What you are asked to do: All entries should be output exactly as they stand.

Extracted entries:

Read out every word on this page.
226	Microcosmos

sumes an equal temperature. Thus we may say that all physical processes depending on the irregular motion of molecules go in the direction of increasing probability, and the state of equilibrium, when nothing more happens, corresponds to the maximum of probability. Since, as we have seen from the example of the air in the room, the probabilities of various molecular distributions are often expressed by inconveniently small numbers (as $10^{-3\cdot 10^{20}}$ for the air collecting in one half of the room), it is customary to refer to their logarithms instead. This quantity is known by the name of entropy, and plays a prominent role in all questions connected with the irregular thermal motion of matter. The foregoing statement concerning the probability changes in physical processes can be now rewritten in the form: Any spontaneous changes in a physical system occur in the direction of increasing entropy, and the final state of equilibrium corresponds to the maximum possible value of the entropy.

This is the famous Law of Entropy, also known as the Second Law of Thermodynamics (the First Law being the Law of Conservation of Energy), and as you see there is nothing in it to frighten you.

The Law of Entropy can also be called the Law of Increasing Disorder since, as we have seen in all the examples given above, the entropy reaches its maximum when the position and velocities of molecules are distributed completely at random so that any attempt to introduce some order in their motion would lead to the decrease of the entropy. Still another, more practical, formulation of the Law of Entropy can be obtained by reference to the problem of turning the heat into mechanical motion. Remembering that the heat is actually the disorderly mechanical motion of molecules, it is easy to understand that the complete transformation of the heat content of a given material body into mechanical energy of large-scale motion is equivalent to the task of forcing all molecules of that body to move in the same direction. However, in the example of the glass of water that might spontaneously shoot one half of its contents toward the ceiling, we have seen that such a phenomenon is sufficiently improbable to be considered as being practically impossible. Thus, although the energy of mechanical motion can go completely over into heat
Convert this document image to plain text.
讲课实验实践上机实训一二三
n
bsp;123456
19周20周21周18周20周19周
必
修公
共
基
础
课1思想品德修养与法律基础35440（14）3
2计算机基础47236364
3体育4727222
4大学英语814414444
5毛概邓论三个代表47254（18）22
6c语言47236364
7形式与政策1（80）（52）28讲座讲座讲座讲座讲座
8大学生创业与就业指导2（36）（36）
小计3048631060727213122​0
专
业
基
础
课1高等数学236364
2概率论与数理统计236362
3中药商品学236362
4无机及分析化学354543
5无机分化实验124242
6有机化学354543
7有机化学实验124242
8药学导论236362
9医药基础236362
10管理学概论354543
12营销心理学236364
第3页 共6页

Answer below:
Read out every word on this page.
226	Microcosmos

sumes an equal temperature. Thus we may say that all physical processes depending on the irregular motion of molecules go in the direction of increasing probability, and the state of equilibrium, when nothing more happens, corresponds to the maximum of probability. Since, as we have seen from the example of the air in the room, the probabilities of various molecular distributions are often expressed by inconveniently small numbers (as $10^{-3\cdot 10^{20}}$ for the air collecting in one half of the room), it is customary to refer to their logarithms instead. This quantity is known by the name of entropy, and plays a prominent role in all questions connected with the irregular thermal motion of matter. The foregoing statement concerning the probability changes in physical processes can be now rewritten in the form: Any spontaneous changes in a physical system occur in the direction of increasing entropy, and the final state of equilibrium corresponds to the maximum possible value of the entropy.

This is the famous Law of Entropy, also known as the Second Law of Thermodynamics (the First Law being the Law of Conservation of Energy), and as you see there is nothing in it to frighten you.

The Law of Entropy can also be called the Law of Increasing Disorder since, as we have seen in all the examples given above, the entropy reaches its maximum when the position and velocities of molecules are distributed completely at random so that any attempt to introduce some order in their motion would lead to the decrease of the entropy. Still another, more practical, formulation of the Law of Entropy can be obtained by reference to the problem of turning the heat into mechanical motion. Remembering that the heat is actually the disorderly mechanical motion of molecules, it is easy to understand that the complete transformation of the heat content of a given material body into mechanical energy of large-scale motion is equivalent to the task of forcing all molecules of that body to move in the same direction. However, in the example of the glass of water that might spontaneously shoot one half of its contents toward the ceiling, we have seen that such a phenomenon is sufficiently improbable to be considered as being practically impossible. Thus, although the energy of mechanical motion can go completely over into heat
Convert this document image to plain text.
讲课实验实践上机实训一二三
n
bsp;123456
19周20周21周18周20周19周
必
修公
共
基
础
课1思想品德修养与法律基础35440（14）3
2计算机基础47236364
3体育4727222
4大学英语814414444
5毛概邓论三个代表47254（18）22
6c语言47236364
7形式与政策1（80）（52）28讲座讲座讲座讲座讲座
8大学生创业与就业指导2（36）（36）
小计3048631060727213122​0
专
业
基
础
课1高等数学236364
2概率论与数理统计236362
3中药商品学236362
4无机及分析化学354543
5无机分化实验124242
6有机化学354543
7有机化学实验124242
8药学导论236362
9医药基础236362
10管理学概论354543
12营销心理学236364
第3页 共6页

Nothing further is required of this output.